Document segment:
● ● ● ●

Babinda War Memorial is Anzac Park in Munro Street.

The Boulders and Devil's Pool are popular tourist attractions. A picnic area is located nearby, beside Babinda Creek.

Babinda Rotary Park is on Howard Kennedy Drive. It provides free camping for up to 3 days.

==Transportation==
Babinda is situated on the Bruce Highway. The town has a railway station for access to the long-distance train services, currently only the Spirit of Queensland for which an advance booking must be made for the train to stop in Babinda.

==Climate==
Babinda has a tropical rainforest climate (Af) with humid and persistently wet weather. It is well known and recognised as the wettest town in Australia, with an annual average rainfall of 4279.4 mm. Monthly totals over 1000 mm are not uncommon, and sometimes, usually between January and April, whole months will go by without a single sunny day.

The wet season lasts from December to May, while the 'dry season' occurs from June to November. During the wet season, heavy monsoonal downpours occur almost daily and occasionally even heavier rain from tropical lows or cyclones occurs. Rainfall still totals well over 100 mm a month during the dry season; however, it is usually in the form of coastal showers, which can range from 1 or 2 mm, to brief downpours of 100 mm or more. Thunderstorms with dangerous lightning and damaging winds can be a threat from October to December; however, this threat decreases when the monsoon begins to take over in January.

Climate data for Babinda Post Office
| Month | Jan | Feb | Mar | Apr | May | Jun | Jul | Aug | Sep | Oct | Nov | Dec | Year |
| Mean daily maximum °C (°F) | 30.6 (87.1) | 30.4 (86.7) | 29.5 (85.1) | 28.0 (82.4) | 26.1 (79.0) | 24.3 (75.7) | 23.8 (74.8) | 24.9 (76.8) | 26.5 (79.7) | 28.0 (82.4) | 29.4 (84.9) | 30.4 (86.7) | 27.7 (81.8) |
| Mean daily minimum °C (°F) | 23.2 (73.8) | 23.3 (73.9) | 22.5 (72.5) | 21.0 (69.8) | 19.0 (66.2) | 16.7 (62.1) | 15.7 (60.3) | 16.2 (61.2) | 17.6 (63.7) | 19.6 (67.3) | 21.5 (70.7) | 22.7 (72.9) | 19.9 (67.9) |
| Average precipitation mm (inches) | 644.9 (25.39) | 744.9 (29.33) | 801.0 (31.54) | 535.1 (21.07) | 348.2 (13.71) | 202.1 (7.96) | 143.9 (5.67) | 113.2 (4.46) | 123.5 (4.86) | 125.1 (4.93) | 190.6 (7.50) | 306.9 (12.08) | 4,279.4 (168.5) |
Source: bom.gov.au

==Notable residents==
- Michael 'Tarzan' Fomenko (c.1930–2018), ocean rower and hermetic bushman, spent the end of his life in Babinda Hospital
- Sharyn Ghidella (born 1966), journalist, news presenter and spokesperson, was born in Babinda.
- Wilfrid Simmonds (1889–1967), pioneer of the local sugar industry and Country Party senator for Queensland (1950–1951).

● ● ● ●

What you will do:
#1 Retype the stretch of the passage on Babinda from "Babinda War Memorial" through "up to 3 days.".
#2 Summarize the passage on Babinda in three sentences.

(Saved data entries)
● ● ● ●

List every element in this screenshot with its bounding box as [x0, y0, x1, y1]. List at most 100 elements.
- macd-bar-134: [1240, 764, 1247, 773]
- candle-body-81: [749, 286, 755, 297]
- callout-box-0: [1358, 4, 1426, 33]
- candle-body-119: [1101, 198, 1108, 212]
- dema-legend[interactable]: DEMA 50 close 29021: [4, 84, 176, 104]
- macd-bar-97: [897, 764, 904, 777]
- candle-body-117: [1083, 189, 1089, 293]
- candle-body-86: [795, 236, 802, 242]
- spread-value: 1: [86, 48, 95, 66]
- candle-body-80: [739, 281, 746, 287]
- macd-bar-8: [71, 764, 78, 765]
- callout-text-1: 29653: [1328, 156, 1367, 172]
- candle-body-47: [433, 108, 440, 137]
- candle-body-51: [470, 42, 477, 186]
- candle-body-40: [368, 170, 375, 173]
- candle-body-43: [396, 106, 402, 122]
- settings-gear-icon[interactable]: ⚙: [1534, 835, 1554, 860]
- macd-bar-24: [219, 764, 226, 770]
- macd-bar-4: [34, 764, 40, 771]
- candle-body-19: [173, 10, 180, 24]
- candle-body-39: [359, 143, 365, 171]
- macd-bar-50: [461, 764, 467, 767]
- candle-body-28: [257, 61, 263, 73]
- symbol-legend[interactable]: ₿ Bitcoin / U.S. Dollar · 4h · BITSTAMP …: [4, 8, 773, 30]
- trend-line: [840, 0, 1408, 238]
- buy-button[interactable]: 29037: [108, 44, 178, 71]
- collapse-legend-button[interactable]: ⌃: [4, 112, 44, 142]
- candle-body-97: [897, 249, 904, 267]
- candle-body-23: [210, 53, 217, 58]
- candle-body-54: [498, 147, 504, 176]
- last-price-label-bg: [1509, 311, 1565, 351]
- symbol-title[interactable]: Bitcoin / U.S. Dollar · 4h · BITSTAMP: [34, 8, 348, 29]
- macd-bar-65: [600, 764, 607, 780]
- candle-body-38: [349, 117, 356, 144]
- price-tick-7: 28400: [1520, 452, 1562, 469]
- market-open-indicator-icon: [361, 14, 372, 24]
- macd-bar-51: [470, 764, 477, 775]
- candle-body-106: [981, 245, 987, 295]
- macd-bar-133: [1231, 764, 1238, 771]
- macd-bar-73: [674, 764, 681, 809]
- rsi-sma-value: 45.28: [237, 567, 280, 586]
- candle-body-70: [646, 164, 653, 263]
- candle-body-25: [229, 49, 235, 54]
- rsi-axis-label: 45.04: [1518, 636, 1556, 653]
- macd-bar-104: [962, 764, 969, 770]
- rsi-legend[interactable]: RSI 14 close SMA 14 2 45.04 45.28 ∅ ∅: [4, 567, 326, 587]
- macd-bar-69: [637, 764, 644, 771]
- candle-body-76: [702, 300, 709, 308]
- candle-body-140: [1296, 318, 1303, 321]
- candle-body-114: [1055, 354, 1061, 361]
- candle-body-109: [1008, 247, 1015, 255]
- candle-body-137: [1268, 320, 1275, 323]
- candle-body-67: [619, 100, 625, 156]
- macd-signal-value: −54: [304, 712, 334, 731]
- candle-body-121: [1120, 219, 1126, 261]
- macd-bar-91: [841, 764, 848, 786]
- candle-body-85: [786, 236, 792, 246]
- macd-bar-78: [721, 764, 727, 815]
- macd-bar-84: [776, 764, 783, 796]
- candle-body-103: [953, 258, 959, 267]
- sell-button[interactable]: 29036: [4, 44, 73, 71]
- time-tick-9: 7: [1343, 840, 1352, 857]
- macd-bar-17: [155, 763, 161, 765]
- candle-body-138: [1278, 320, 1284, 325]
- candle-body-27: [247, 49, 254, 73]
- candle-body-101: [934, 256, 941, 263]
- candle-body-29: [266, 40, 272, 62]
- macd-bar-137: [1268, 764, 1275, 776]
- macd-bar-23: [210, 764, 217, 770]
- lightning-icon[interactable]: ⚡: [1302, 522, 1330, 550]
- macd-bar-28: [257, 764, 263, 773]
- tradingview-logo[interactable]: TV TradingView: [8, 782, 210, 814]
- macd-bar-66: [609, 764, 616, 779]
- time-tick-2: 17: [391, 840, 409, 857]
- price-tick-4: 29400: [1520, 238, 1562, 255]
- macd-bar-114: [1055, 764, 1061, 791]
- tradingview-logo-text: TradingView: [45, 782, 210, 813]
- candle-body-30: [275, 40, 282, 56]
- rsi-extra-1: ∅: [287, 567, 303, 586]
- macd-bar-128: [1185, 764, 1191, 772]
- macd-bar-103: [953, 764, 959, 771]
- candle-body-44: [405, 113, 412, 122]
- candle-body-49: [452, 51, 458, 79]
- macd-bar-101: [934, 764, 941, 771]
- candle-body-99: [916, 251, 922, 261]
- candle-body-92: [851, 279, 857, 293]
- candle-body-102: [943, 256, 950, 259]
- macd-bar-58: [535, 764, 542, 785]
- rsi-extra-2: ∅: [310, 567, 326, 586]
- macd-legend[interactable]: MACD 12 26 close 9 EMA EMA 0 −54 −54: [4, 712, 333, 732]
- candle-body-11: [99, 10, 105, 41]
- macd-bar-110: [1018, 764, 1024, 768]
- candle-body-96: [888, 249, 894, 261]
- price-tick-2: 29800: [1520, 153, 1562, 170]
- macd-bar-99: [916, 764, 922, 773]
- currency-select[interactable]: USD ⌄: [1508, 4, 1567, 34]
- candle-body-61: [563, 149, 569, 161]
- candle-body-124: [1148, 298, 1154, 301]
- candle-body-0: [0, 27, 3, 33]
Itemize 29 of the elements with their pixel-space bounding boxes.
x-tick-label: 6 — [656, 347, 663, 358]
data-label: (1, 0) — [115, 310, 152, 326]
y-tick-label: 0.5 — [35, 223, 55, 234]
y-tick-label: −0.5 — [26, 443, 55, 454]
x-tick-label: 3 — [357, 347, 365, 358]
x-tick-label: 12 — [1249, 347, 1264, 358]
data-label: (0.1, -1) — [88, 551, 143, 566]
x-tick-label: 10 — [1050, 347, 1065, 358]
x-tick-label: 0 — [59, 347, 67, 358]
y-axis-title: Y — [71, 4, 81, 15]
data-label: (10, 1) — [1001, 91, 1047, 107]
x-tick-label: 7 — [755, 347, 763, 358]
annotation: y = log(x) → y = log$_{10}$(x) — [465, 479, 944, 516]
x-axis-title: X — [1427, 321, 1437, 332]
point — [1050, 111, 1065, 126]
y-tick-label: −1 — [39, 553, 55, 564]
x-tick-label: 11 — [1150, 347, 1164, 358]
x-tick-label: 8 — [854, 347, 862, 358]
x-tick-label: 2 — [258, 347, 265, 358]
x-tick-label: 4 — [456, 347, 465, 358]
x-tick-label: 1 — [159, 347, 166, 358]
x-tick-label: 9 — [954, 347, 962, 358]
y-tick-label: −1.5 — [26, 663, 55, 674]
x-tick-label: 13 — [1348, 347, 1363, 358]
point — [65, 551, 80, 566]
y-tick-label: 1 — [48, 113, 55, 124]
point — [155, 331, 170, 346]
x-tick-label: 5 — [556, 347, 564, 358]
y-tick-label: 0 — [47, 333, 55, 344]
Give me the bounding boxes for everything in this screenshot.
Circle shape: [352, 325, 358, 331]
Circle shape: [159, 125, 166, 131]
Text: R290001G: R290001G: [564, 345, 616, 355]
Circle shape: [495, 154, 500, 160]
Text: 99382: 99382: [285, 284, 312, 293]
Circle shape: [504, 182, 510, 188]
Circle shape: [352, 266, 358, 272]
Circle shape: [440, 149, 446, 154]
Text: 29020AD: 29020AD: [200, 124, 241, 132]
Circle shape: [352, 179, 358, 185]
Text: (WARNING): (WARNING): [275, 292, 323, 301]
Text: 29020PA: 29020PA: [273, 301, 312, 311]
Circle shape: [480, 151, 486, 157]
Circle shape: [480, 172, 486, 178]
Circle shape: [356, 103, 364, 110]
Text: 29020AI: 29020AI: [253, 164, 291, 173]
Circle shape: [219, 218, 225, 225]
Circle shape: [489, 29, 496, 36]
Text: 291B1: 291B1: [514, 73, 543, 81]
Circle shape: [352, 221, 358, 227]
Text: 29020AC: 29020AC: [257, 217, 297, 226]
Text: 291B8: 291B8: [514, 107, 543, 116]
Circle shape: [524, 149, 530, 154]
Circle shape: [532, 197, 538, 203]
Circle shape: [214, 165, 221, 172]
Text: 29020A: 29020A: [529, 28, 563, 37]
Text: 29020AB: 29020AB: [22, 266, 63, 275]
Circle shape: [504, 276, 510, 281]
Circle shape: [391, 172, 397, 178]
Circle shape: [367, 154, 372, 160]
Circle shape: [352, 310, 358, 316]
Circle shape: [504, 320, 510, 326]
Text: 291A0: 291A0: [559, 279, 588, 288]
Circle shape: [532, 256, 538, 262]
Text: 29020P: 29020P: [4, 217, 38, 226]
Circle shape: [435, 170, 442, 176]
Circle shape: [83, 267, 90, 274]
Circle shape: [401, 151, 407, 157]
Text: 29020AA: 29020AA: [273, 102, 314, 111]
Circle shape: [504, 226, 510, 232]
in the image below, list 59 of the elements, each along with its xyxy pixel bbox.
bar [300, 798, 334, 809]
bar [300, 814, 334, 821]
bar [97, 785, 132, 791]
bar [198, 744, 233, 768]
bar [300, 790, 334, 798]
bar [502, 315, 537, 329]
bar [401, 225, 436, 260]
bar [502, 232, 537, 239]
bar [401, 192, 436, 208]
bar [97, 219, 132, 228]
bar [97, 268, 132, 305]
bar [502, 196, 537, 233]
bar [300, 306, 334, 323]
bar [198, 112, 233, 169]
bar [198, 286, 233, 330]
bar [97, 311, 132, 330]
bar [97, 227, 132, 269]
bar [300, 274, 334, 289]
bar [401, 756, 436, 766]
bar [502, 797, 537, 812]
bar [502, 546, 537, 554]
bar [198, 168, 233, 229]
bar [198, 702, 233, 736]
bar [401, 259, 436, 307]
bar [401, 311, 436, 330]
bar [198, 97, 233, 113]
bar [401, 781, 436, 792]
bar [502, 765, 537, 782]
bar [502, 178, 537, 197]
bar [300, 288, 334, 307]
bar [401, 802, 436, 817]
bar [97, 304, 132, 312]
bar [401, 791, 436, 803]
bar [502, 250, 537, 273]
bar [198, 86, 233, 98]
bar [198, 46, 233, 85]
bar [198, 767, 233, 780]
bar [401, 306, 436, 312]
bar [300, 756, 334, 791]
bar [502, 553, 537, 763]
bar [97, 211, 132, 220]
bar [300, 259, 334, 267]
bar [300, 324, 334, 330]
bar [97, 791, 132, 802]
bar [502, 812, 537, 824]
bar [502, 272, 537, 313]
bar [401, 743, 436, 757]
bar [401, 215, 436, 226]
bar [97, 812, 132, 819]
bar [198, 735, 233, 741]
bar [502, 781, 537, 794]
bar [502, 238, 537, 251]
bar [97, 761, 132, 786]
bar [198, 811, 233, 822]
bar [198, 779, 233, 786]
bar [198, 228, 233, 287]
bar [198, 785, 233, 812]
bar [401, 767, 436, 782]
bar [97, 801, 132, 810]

● ● ● ●

Solutions below:
#1
Babinda War Memorial is Anzac Park in Munro Street.

The Boulders and Devil's Pool are popular tourist attractions. A picnic area is located nearby, beside Babinda Creek.

Babinda Rotary Park is on Howard Kennedy Drive. It provides free camping for up to 3 days.

#2 Babinda is on the Bruce Highway and has a railway station, and its attractions include The Boulders, Devil's Pool and Babinda Rotary Park, which offers free camping for up to 3 days. The town has a tropical rainforest climate and is recognised as the wettest town in Australia, with an annual average rainfall of 4279.4 mm. Its wet season runs from December to May with almost daily monsoonal downpours, while the dry season from June to November still brings well over 100 mm a month, mostly as coastal showers.